■ **TASK PROMPT**: Output a single figure: the number of lines in which the word "Exceeding" appears.

■ **DATA SHOWN**:
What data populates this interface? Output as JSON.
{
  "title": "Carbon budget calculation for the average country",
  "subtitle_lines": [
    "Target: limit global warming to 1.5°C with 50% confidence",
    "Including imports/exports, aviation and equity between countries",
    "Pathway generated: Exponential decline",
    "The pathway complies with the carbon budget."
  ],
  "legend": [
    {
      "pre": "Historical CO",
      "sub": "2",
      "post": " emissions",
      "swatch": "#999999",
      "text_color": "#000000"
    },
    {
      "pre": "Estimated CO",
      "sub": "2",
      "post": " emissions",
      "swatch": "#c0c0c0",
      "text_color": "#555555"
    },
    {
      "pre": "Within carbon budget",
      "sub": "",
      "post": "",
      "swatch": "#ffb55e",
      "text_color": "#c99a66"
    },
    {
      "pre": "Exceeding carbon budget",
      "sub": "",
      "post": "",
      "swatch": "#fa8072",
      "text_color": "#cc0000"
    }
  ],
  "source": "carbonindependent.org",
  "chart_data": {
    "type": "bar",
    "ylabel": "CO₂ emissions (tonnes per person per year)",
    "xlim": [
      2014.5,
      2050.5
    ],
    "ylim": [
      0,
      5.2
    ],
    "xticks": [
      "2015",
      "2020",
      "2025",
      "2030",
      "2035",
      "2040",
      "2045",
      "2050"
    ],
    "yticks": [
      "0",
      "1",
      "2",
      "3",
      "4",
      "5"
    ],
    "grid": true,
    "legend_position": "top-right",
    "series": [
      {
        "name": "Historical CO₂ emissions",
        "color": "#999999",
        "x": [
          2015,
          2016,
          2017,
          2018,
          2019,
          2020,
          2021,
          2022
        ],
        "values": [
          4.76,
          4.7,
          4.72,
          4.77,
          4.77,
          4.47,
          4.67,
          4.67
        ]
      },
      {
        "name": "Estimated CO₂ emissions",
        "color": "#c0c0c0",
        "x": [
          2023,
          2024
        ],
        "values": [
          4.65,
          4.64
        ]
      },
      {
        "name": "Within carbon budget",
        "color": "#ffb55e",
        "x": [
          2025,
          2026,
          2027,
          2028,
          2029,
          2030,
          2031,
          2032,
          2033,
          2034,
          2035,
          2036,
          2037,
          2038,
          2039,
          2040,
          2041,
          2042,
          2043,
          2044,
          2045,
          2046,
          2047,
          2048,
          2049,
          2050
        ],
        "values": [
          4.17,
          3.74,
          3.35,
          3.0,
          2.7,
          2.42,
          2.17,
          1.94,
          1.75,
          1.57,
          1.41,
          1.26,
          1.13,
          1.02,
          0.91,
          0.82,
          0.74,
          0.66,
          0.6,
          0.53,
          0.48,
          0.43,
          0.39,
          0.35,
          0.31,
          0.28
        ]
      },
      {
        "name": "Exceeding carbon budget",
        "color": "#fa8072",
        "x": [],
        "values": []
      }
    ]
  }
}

■ **OUTPUT BELOW**: 2